Stated exercise
All of the entries need to be written out again, exactly as they are.

┏━━

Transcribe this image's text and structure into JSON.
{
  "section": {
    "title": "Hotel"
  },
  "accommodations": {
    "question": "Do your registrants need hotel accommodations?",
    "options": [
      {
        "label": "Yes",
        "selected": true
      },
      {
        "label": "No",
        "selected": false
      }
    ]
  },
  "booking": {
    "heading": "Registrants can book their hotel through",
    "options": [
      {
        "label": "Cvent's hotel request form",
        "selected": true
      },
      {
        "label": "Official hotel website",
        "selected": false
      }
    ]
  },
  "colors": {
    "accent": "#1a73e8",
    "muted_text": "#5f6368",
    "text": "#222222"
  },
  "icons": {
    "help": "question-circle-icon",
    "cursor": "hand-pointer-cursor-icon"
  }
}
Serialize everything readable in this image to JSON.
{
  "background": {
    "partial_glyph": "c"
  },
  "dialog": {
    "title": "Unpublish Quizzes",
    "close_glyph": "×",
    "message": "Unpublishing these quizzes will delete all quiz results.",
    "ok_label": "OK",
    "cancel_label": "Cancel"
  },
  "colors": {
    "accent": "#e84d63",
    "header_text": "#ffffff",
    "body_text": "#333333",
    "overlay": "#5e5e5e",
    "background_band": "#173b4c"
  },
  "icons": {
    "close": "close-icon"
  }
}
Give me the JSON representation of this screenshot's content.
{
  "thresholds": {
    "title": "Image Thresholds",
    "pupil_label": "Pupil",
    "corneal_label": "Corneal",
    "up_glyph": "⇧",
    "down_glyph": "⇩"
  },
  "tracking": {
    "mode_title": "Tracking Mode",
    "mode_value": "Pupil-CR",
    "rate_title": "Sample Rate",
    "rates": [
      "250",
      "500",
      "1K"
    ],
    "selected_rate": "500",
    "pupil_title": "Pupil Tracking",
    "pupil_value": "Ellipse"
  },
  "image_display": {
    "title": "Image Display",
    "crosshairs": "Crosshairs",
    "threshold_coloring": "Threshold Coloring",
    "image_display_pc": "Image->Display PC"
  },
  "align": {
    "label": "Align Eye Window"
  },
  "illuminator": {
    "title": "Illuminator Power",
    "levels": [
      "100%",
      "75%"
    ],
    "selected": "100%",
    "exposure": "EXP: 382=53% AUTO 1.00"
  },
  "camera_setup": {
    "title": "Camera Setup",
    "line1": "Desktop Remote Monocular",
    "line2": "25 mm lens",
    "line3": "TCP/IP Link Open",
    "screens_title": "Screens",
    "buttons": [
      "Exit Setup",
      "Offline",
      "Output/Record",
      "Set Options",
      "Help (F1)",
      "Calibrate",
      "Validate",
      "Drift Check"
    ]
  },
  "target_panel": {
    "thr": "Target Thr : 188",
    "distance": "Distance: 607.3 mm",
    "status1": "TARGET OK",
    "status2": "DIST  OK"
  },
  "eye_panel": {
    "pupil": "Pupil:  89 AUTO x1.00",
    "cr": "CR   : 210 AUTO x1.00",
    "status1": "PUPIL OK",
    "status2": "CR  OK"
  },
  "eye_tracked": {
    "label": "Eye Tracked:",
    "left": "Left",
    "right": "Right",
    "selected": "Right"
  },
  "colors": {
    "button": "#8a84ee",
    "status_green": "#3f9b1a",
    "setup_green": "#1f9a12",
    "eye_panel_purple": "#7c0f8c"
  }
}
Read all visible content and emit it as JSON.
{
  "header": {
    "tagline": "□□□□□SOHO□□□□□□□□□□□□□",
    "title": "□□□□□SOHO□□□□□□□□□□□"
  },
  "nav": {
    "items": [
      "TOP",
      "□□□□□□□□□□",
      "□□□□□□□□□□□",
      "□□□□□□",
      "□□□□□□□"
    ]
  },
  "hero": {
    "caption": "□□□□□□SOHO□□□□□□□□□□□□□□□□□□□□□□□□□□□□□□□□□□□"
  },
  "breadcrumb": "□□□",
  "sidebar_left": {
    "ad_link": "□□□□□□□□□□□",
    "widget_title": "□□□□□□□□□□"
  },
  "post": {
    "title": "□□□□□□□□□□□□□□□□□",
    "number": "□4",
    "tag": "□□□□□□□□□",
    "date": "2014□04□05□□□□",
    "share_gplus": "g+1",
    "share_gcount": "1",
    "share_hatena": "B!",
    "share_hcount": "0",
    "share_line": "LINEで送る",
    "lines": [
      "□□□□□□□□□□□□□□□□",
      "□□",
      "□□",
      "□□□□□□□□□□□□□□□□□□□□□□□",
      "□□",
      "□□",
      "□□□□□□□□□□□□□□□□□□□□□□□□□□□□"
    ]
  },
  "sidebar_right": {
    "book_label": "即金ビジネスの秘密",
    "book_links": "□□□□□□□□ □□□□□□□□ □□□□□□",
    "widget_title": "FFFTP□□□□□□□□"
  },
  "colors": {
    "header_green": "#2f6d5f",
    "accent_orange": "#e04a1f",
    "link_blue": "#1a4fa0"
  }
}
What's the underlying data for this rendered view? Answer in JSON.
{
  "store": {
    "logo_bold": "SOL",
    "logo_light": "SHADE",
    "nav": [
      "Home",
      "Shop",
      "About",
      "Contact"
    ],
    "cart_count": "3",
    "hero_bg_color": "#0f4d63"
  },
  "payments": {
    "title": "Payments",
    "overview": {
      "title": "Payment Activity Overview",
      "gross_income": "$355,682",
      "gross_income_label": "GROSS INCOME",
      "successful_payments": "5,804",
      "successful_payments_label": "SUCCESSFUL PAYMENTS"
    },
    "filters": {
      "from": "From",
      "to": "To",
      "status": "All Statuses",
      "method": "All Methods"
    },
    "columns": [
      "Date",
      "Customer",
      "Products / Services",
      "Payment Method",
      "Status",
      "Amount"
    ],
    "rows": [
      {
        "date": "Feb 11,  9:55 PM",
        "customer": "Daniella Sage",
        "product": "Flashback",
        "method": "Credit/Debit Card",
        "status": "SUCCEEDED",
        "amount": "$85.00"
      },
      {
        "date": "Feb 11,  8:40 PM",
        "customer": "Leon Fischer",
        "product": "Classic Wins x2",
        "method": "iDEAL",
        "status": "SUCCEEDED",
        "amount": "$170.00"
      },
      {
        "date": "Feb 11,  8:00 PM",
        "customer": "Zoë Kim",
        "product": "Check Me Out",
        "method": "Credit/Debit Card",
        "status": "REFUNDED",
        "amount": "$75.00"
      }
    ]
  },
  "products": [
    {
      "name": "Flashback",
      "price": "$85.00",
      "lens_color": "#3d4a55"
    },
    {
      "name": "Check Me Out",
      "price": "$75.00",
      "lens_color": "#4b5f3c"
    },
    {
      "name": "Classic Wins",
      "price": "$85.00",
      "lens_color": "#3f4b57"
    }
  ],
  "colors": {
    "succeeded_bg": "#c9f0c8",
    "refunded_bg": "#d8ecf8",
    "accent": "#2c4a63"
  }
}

┗━━

Completed task
Transcribe this image's text and structure into JSON.
{
  "section": {
    "title": "Hotel"
  },
  "accommodations": {
    "question": "Do your registrants need hotel accommodations?",
    "options": [
      {
        "label": "Yes",
        "selected": true
      },
      {
        "label": "No",
        "selected": false
      }
    ]
  },
  "booking": {
    "heading": "Registrants can book their hotel through",
    "options": [
      {
        "label": "Cvent's hotel request form",
        "selected": true
      },
      {
        "label": "Official hotel website",
        "selected": false
      }
    ]
  },
  "colors": {
    "accent": "#1a73e8",
    "muted_text": "#5f6368",
    "text": "#222222"
  },
  "icons": {
    "help": "question-circle-icon",
    "cursor": "hand-pointer-cursor-icon"
  }
}
Serialize everything readable in this image to JSON.
{
  "background": {
    "partial_glyph": "c"
  },
  "dialog": {
    "title": "Unpublish Quizzes",
    "close_glyph": "×",
    "message": "Unpublishing these quizzes will delete all quiz results.",
    "ok_label": "OK",
    "cancel_label": "Cancel"
  },
  "colors": {
    "accent": "#e84d63",
    "header_text": "#ffffff",
    "body_text": "#333333",
    "overlay": "#5e5e5e",
    "background_band": "#173b4c"
  },
  "icons": {
    "close": "close-icon"
  }
}
Give me the JSON representation of this screenshot's content.
{
  "thresholds": {
    "title": "Image Thresholds",
    "pupil_label": "Pupil",
    "corneal_label": "Corneal",
    "up_glyph": "⇧",
    "down_glyph": "⇩"
  },
  "tracking": {
    "mode_title": "Tracking Mode",
    "mode_value": "Pupil-CR",
    "rate_title": "Sample Rate",
    "rates": [
      "250",
      "500",
      "1K"
    ],
    "selected_rate": "500",
    "pupil_title": "Pupil Tracking",
    "pupil_value": "Ellipse"
  },
  "image_display": {
    "title": "Image Display",
    "crosshairs": "Crosshairs",
    "threshold_coloring": "Threshold Coloring",
    "image_display_pc": "Image->Display PC"
  },
  "align": {
    "label": "Align Eye Window"
  },
  "illuminator": {
    "title": "Illuminator Power",
    "levels": [
      "100%",
      "75%"
    ],
    "selected": "100%",
    "exposure": "EXP: 382=53% AUTO 1.00"
  },
  "camera_setup": {
    "title": "Camera Setup",
    "line1": "Desktop Remote Monocular",
    "line2": "25 mm lens",
    "line3": "TCP/IP Link Open",
    "screens_title": "Screens",
    "buttons": [
      "Exit Setup",
      "Offline",
      "Output/Record",
      "Set Options",
      "Help (F1)",
      "Calibrate",
      "Validate",
      "Drift Check"
    ]
  },
  "target_panel": {
    "thr": "Target Thr : 188",
    "distance": "Distance: 607.3 mm",
    "status1": "TARGET OK",
    "status2": "DIST  OK"
  },
  "eye_panel": {
    "pupil": "Pupil:  89 AUTO x1.00",
    "cr": "CR   : 210 AUTO x1.00",
    "status1": "PUPIL OK",
    "status2": "CR  OK"
  },
  "eye_tracked": {
    "label": "Eye Tracked:",
    "left": "Left",
    "right": "Right",
    "selected": "Right"
  },
  "colors": {
    "button": "#8a84ee",
    "status_green": "#3f9b1a",
    "setup_green": "#1f9a12",
    "eye_panel_purple": "#7c0f8c"
  }
}
Read all visible content and emit it as JSON.
{
  "header": {
    "tagline": "□□□□□SOHO□□□□□□□□□□□□□",
    "title": "□□□□□SOHO□□□□□□□□□□□"
  },
  "nav": {
    "items": [
      "TOP",
      "□□□□□□□□□□",
      "□□□□□□□□□□□",
      "□□□□□□",
      "□□□□□□□"
    ]
  },
  "hero": {
    "caption": "□□□□□□SOHO□□□□□□□□□□□□□□□□□□□□□□□□□□□□□□□□□□□"
  },
  "breadcrumb": "□□□",
  "sidebar_left": {
    "ad_link": "□□□□□□□□□□□",
    "widget_title": "□□□□□□□□□□"
  },
  "post": {
    "title": "□□□□□□□□□□□□□□□□□",
    "number": "□4",
    "tag": "□□□□□□□□□",
    "date": "2014□04□05□□□□",
    "share_gplus": "g+1",
    "share_gcount": "1",
    "share_hatena": "B!",
    "share_hcount": "0",
    "share_line": "LINEで送る",
    "lines": [
      "□□□□□□□□□□□□□□□□",
      "□□",
      "□□",
      "□□□□□□□□□□□□□□□□□□□□□□□",
      "□□",
      "□□",
      "□□□□□□□□□□□□□□□□□□□□□□□□□□□□"
    ]
  },
  "sidebar_right": {
    "book_label": "即金ビジネスの秘密",
    "book_links": "□□□□□□□□ □□□□□□□□ □□□□□□",
    "widget_title": "FFFTP□□□□□□□□"
  },
  "colors": {
    "header_green": "#2f6d5f",
    "accent_orange": "#e04a1f",
    "link_blue": "#1a4fa0"
  }
}
What's the underlying data for this rendered view? Answer in JSON.
{
  "store": {
    "logo_bold": "SOL",
    "logo_light": "SHADE",
    "nav": [
      "Home",
      "Shop",
      "About",
      "Contact"
    ],
    "cart_count": "3",
    "hero_bg_color": "#0f4d63"
  },
  "payments": {
    "title": "Payments",
    "overview": {
      "title": "Payment Activity Overview",
      "gross_income": "$355,682",
      "gross_income_label": "GROSS INCOME",
      "successful_payments": "5,804",
      "successful_payments_label": "SUCCESSFUL PAYMENTS"
    },
    "filters": {
      "from": "From",
      "to": "To",
      "status": "All Statuses",
      "method": "All Methods"
    },
    "columns": [
      "Date",
      "Customer",
      "Products / Services",
      "Payment Method",
      "Status",
      "Amount"
    ],
    "rows": [
      {
        "date": "Feb 11,  9:55 PM",
        "customer": "Daniella Sage",
        "product": "Flashback",
        "method": "Credit/Debit Card",
        "status": "SUCCEEDED",
        "amount": "$85.00"
      },
      {
        "date": "Feb 11,  8:40 PM",
        "customer": "Leon Fischer",
        "product": "Classic Wins x2",
        "method": "iDEAL",
        "status": "SUCCEEDED",
        "amount": "$170.00"
      },
      {
        "date": "Feb 11,  8:00 PM",
        "customer": "Zoë Kim",
        "product": "Check Me Out",
        "method": "Credit/Debit Card",
        "status": "REFUNDED",
        "amount": "$75.00"
      }
    ]
  },
  "products": [
    {
      "name": "Flashback",
      "price": "$85.00",
      "lens_color": "#3d4a55"
    },
    {
      "name": "Check Me Out",
      "price": "$75.00",
      "lens_color": "#4b5f3c"
    },
    {
      "name": "Classic Wins",
      "price": "$85.00",
      "lens_color": "#3f4b57"
    }
  ],
  "colors": {
    "succeeded_bg": "#c9f0c8",
    "refunded_bg": "#d8ecf8",
    "accent": "#2c4a63"
  }
}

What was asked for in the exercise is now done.